DOCUMENT PASSAGE ->

## START

SUPREME COURT, APPELLATE TERM, SECOND DEPARTMENT, 9th and 10th JUDICIAL DISTRICTS New York Supreme and/or Appellate Courts
December 20, 2012
EUGENE PHILLIPS, RESPONDENT,
NATALIE ORTIZ, APPELLANT, AND NOBERTO ORTEGA, DEFENDANT.
Appeal from a judgment of the Justice Court of the Town of Carmel, Putnam County (Thomas J. Jacobellis, J.), entered August 3, 2010.
Phillips v Ortiz
Decided on December 20, 2012
Appellate Term, Second Department
Published by New York State Law Reporting Bureau pursuant to Judiciary Law § 431.
This opinion is uncorrected and will not be published in the printed Official Reports.
PRESENT: MOLIA, J.P., NICOLAI and IANNACCI, JJ
The judgment, insofar as appealed from, after a non-jury trial, awarded plaintiff the principal sum of $1,423.35 as against defendant Natalie Ortiz.
ORDERED that the judgment, insofar as appealed from, is affirmed, without costs.

## END

Can you repeat the Phillips v Ortiz ruling from "PRESENT: MOLIA, J.P., NICOLAI" up to and including "affirmed, without costs.", swapping "non-jury trial" for "bench trial"?

INFORMATION GIVEN ->
## START

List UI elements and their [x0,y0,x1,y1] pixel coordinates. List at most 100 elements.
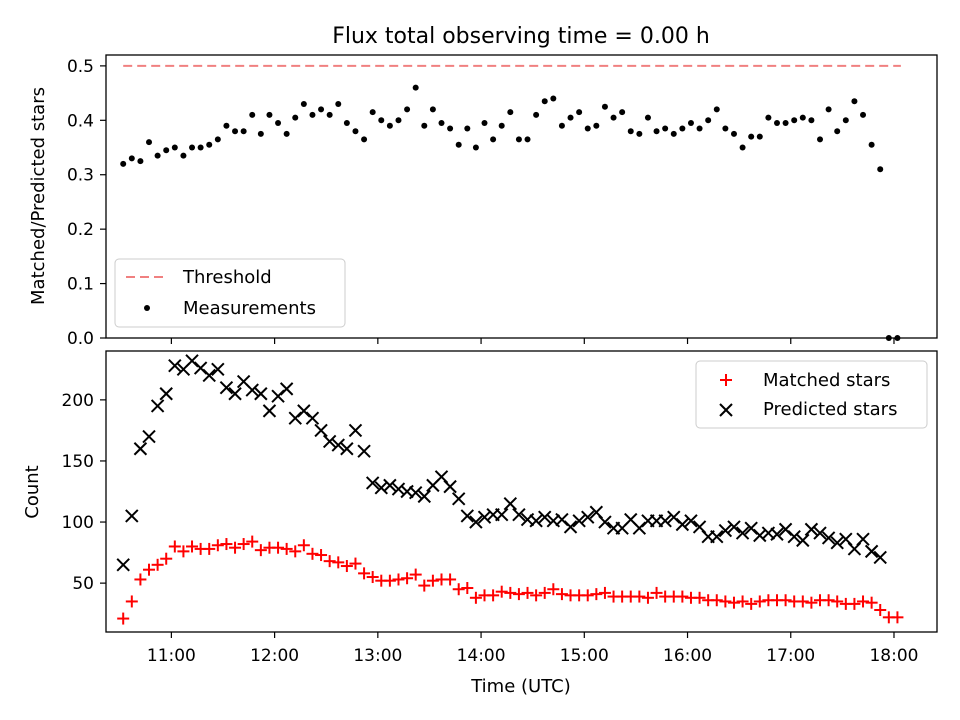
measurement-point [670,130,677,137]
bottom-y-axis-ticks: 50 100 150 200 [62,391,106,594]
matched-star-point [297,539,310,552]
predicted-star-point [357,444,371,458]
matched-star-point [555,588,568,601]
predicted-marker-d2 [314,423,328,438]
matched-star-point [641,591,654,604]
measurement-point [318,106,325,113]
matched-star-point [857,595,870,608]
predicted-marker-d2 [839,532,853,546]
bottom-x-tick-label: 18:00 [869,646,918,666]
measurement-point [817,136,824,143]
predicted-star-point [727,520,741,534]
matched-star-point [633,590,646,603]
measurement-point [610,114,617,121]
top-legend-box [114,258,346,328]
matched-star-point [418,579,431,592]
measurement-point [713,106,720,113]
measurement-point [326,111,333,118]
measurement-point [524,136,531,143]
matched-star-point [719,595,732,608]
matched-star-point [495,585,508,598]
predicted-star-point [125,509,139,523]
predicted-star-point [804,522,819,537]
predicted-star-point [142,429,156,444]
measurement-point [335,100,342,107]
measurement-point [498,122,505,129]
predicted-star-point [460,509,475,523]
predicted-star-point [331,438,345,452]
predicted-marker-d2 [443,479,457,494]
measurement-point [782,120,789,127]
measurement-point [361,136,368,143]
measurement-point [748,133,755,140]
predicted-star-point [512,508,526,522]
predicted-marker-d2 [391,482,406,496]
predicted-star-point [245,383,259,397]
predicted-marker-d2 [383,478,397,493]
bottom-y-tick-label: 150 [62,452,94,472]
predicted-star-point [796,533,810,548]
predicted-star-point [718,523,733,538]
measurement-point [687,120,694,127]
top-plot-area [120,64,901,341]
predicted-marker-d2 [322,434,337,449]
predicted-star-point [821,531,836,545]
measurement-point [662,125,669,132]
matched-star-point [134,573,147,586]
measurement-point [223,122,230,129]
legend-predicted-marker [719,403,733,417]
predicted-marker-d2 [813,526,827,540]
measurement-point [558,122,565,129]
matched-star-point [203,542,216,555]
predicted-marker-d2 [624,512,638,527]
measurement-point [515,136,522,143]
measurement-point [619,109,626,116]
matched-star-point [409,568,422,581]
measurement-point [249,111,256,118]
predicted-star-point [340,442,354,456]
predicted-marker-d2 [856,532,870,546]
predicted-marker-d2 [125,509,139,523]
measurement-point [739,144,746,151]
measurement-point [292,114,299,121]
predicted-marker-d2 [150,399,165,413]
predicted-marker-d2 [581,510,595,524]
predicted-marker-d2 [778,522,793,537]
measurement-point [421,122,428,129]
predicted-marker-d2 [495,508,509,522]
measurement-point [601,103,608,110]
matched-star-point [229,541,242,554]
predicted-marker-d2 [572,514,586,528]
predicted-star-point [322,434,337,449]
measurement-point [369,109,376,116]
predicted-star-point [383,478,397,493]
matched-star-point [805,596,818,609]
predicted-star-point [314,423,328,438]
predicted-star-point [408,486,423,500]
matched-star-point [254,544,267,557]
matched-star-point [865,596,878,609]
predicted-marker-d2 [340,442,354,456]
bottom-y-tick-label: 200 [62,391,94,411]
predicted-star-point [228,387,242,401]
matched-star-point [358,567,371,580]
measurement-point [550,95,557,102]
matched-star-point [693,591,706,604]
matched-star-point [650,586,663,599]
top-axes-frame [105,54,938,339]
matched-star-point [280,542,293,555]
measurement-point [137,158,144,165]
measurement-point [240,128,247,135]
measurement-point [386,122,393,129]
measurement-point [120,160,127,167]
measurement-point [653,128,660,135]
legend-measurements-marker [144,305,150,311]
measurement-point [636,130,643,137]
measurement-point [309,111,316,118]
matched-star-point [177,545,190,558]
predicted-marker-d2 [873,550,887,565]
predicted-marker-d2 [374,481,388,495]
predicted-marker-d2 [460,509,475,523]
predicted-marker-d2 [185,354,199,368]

## END

THE ANSWER ->
PRESENT: MOLIA, J.P., NICOLAI and IANNACCI, JJ
The judgment, insofar as appealed from, after a bench trial, awarded plaintiff the principal sum of $1,423.35 as against defendant Natalie Ortiz.
ORDERED that the judgment, insofar as appealed from, is affirmed, without costs.